■ DIRECTIONS FOR THIS TASK: Repeat the rows from the first one through the row containing "column-header-monday: Monday <box>192", substituting "date-label" for "day-number" and leaving everything else unchanged. Give only those rows.
[start of INPUT ROWS]
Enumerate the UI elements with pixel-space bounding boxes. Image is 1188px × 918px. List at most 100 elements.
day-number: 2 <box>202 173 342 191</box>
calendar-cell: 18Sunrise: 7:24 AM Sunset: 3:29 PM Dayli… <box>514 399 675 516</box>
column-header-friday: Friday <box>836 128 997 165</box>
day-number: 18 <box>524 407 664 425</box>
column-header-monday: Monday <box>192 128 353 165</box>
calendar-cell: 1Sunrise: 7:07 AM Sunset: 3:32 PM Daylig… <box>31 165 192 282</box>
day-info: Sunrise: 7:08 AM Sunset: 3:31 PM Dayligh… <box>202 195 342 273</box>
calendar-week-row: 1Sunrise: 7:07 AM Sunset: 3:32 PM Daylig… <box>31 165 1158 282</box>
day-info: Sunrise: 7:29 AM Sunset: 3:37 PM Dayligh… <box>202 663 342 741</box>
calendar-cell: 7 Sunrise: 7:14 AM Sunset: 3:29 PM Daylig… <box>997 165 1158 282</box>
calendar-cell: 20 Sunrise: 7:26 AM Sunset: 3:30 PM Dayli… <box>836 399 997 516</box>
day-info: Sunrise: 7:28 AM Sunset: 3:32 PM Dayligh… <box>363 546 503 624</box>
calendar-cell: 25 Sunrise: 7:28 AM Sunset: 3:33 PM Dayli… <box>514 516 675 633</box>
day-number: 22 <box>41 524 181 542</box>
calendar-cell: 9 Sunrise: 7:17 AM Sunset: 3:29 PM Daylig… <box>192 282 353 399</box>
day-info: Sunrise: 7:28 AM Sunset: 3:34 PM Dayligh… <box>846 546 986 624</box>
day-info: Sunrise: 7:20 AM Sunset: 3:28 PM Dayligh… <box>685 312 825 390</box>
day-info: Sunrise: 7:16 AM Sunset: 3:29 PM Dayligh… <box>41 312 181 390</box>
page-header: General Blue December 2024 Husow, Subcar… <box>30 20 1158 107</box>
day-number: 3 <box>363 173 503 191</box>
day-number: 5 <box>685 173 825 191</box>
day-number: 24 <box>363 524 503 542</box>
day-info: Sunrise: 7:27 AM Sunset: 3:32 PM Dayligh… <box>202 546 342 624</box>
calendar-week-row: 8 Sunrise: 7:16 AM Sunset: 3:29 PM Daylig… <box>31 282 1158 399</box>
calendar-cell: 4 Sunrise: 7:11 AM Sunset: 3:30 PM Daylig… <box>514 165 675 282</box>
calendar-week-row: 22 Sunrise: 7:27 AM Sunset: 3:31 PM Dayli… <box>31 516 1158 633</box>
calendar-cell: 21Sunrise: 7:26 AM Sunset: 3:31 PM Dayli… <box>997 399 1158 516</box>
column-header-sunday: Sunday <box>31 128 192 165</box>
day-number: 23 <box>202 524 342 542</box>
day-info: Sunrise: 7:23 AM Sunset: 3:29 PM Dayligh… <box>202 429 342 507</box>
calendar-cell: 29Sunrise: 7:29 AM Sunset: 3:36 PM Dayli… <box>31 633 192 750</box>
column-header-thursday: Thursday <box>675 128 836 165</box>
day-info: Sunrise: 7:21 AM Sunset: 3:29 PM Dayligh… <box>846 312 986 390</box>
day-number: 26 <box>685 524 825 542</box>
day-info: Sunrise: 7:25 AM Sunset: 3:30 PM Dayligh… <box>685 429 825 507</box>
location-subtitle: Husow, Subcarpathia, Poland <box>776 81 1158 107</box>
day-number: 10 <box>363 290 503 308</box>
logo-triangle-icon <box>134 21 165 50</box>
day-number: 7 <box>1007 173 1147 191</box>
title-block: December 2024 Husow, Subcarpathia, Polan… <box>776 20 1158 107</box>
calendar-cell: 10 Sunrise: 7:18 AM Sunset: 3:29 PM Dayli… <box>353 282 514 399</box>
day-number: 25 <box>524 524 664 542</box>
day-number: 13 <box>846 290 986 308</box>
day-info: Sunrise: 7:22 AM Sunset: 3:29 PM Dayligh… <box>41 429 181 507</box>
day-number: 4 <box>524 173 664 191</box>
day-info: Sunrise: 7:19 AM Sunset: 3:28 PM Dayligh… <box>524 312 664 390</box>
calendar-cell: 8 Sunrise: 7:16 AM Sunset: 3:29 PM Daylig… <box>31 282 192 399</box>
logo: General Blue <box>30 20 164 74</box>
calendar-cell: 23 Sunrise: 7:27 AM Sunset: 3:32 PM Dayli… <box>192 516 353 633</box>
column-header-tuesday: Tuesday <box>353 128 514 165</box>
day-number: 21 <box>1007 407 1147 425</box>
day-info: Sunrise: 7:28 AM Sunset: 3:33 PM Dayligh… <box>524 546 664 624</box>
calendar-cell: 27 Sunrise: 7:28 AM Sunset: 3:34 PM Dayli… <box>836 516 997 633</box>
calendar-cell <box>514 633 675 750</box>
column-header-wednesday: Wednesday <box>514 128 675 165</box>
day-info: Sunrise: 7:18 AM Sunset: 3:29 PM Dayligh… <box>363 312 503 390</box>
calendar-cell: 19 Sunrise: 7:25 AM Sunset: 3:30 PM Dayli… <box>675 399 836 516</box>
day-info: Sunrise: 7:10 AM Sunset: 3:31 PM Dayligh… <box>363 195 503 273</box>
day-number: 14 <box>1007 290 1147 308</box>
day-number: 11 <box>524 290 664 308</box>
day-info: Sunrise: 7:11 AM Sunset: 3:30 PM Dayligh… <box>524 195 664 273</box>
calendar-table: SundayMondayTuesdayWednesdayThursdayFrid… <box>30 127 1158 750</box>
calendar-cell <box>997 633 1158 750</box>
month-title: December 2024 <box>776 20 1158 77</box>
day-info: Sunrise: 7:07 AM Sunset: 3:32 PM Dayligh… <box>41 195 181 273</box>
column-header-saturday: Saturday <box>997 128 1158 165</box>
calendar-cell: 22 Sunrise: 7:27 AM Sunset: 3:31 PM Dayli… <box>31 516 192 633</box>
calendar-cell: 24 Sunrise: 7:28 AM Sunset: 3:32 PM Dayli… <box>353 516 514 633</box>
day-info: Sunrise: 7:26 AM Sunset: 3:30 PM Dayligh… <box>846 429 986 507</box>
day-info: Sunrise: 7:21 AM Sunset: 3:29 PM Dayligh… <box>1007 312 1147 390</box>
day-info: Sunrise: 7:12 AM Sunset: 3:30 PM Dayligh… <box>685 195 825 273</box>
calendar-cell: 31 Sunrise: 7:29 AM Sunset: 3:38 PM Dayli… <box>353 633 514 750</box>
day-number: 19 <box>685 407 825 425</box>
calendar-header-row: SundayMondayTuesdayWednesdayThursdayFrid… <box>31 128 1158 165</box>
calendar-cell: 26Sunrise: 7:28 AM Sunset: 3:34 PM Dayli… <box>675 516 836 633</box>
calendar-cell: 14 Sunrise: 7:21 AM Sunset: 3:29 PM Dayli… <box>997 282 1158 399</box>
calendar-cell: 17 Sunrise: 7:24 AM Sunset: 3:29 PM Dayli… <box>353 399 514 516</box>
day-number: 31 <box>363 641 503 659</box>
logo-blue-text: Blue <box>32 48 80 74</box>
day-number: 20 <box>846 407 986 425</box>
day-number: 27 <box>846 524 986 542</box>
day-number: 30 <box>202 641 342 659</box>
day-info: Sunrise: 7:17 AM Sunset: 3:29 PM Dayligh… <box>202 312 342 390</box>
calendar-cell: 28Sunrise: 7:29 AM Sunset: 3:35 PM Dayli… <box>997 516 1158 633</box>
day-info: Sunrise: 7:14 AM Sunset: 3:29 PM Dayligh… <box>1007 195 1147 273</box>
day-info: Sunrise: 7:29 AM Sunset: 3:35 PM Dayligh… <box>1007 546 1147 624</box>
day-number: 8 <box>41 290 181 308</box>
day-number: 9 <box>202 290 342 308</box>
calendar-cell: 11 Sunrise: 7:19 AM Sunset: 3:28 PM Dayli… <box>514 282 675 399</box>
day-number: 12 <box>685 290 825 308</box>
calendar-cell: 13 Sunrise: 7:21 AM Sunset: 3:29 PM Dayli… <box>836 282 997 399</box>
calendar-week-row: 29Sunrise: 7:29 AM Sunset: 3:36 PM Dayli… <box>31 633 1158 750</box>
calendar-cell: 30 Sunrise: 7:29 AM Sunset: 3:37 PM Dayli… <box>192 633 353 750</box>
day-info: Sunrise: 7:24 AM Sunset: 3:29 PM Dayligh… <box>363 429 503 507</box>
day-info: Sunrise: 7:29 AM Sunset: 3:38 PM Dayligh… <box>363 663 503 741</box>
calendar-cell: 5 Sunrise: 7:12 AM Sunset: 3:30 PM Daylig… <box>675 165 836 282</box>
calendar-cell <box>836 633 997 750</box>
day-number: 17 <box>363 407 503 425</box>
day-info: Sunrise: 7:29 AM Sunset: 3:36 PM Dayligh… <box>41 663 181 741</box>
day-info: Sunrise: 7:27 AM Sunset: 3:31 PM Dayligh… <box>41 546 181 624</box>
[end of INPUT ROWS]
■ OUTPUT FOR THIS TASK:
Enumerate the UI elements with pixel-space bounding boxes. Image is 1188px × 918px. List at most 100 elements.
date-label: 2 <box>202 173 342 191</box>
calendar-cell: 18Sunrise: 7:24 AM Sunset: 3:29 PM Dayli… <box>514 399 675 516</box>
column-header-friday: Friday <box>836 128 997 165</box>
date-label: 18 <box>524 407 664 425</box>
column-header-monday: Monday <box>192 128 353 165</box>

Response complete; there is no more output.